● **Directive**
For the data below, work out how many lines include the string "this" and report only the number.

● **Material supplied**
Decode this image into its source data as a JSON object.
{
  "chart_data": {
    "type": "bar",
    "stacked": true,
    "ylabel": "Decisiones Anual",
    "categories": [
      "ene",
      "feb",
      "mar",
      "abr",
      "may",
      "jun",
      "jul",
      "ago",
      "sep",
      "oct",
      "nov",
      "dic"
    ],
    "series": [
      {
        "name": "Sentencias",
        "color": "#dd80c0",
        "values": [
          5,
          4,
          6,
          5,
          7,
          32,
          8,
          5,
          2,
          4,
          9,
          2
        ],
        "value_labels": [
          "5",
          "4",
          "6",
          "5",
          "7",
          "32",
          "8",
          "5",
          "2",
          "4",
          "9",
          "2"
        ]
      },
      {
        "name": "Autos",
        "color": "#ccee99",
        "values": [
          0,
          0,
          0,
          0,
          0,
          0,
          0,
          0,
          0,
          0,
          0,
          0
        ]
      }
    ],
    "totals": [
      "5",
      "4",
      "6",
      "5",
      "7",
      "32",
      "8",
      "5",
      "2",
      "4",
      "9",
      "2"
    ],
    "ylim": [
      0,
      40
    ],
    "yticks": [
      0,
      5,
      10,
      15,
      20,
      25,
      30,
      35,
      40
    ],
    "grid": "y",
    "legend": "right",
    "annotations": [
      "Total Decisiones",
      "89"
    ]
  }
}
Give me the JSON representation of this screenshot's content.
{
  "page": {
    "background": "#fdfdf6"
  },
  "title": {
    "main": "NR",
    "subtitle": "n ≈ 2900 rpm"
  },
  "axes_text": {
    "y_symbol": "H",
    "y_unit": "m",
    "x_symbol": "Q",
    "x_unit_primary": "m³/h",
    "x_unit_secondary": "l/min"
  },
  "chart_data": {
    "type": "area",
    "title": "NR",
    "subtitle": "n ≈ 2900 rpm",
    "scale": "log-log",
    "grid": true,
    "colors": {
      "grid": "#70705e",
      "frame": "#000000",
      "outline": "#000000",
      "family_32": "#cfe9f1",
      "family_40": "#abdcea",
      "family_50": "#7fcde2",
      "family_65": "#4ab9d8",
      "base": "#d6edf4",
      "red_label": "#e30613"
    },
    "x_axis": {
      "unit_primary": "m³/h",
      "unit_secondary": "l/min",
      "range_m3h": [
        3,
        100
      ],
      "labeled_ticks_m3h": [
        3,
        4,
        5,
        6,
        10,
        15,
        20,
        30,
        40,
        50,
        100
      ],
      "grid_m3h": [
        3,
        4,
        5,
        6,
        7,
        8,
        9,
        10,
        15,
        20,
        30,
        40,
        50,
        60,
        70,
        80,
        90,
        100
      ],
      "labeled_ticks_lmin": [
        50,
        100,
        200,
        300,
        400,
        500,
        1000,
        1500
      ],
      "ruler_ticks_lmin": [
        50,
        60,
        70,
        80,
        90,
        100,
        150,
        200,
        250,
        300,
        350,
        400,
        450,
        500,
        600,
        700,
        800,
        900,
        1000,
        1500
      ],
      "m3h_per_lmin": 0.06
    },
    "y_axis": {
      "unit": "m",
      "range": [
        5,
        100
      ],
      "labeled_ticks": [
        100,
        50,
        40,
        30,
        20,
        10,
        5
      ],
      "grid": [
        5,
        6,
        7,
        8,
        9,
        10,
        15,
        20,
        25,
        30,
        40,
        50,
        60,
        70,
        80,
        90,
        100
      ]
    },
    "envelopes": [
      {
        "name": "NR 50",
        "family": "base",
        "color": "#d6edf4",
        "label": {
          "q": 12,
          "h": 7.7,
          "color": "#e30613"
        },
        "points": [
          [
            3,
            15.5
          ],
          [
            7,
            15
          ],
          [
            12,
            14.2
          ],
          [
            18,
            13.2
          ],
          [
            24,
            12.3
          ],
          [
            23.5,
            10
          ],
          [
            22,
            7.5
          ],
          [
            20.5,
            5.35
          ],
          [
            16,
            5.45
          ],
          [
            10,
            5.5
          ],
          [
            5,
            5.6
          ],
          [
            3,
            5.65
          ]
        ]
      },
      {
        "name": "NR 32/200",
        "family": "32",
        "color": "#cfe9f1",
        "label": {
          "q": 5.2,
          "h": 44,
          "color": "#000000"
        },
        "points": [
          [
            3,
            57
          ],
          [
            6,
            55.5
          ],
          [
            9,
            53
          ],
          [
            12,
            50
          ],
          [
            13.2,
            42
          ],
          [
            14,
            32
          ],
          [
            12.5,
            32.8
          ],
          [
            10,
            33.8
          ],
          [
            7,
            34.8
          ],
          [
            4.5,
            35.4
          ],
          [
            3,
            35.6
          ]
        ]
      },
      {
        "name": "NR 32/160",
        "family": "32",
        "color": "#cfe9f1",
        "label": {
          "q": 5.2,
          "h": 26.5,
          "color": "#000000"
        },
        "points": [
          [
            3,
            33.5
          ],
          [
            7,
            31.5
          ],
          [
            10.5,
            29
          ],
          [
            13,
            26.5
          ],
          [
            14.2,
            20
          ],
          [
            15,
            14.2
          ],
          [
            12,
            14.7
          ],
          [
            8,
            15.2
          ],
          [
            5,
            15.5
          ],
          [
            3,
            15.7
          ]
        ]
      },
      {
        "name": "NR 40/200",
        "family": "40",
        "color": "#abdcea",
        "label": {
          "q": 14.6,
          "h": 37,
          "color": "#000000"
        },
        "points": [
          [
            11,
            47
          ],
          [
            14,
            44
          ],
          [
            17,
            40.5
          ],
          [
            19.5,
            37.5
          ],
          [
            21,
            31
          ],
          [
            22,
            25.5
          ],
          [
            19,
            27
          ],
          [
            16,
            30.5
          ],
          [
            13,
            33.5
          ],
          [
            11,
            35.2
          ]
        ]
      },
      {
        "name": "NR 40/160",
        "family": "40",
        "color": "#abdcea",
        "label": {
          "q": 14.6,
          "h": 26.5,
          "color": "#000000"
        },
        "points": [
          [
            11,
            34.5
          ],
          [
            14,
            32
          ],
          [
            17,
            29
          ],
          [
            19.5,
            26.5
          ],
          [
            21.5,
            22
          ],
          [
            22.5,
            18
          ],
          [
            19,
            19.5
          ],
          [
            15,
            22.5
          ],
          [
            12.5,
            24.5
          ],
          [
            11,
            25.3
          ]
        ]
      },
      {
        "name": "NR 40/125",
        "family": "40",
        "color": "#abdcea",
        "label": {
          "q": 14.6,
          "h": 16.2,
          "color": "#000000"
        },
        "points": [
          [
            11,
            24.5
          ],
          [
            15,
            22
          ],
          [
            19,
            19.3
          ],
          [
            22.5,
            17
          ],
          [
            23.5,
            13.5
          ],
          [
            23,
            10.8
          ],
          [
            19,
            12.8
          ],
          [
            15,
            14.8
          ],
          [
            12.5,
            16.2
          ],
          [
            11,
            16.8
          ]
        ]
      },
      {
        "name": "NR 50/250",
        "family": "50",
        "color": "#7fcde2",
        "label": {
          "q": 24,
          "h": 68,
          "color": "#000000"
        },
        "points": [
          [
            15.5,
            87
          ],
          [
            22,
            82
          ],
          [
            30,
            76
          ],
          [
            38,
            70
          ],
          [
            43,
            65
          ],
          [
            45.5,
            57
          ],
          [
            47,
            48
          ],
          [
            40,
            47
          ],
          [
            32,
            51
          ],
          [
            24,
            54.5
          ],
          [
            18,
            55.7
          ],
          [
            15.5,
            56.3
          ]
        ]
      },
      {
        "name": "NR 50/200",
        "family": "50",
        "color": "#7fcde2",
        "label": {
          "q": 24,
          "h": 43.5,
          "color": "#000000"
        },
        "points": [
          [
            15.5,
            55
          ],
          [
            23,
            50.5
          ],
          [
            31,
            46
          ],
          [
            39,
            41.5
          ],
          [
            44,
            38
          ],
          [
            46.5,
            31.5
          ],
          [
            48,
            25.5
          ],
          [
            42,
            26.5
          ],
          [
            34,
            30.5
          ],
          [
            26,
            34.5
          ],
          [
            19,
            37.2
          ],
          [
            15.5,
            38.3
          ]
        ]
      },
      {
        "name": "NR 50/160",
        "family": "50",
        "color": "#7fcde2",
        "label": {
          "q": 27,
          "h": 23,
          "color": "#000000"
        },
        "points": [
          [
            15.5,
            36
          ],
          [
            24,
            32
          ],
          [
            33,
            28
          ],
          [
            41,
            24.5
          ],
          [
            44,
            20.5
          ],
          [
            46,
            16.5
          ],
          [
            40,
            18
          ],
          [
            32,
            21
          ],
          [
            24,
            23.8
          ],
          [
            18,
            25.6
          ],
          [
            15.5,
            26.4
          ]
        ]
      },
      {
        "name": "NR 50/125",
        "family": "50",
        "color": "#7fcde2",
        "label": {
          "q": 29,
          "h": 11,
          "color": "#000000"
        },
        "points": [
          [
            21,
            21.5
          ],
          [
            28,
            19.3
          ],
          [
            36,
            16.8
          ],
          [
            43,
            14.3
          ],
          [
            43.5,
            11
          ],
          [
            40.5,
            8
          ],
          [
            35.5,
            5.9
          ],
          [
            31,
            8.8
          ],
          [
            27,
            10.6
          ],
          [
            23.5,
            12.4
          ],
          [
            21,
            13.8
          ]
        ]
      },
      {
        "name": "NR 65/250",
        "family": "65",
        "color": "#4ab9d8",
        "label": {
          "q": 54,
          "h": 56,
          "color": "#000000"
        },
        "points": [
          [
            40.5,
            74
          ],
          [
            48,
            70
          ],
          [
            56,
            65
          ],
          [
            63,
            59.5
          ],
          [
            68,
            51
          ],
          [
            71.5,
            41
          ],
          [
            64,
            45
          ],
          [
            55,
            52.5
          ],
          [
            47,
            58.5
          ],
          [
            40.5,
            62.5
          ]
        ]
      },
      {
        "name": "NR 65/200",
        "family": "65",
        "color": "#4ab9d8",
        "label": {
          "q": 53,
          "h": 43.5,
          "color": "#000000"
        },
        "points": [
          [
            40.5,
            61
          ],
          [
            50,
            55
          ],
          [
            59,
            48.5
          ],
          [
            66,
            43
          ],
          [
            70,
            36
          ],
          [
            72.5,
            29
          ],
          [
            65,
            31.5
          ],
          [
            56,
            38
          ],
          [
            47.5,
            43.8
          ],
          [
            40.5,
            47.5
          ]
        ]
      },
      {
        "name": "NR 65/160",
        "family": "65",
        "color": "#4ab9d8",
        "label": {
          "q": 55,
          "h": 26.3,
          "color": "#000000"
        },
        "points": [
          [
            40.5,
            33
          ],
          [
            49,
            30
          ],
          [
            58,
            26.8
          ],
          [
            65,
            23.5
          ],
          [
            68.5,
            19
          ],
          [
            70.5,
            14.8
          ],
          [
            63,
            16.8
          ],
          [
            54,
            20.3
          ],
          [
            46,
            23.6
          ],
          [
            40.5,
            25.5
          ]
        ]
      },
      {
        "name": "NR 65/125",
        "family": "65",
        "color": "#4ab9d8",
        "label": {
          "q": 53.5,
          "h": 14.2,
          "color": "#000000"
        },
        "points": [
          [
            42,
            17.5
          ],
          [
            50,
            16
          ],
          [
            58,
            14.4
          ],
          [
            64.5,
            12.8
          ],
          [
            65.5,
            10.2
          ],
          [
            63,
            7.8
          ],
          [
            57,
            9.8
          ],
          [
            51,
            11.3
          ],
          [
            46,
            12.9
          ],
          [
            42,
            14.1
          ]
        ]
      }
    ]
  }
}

● **Written answer**
2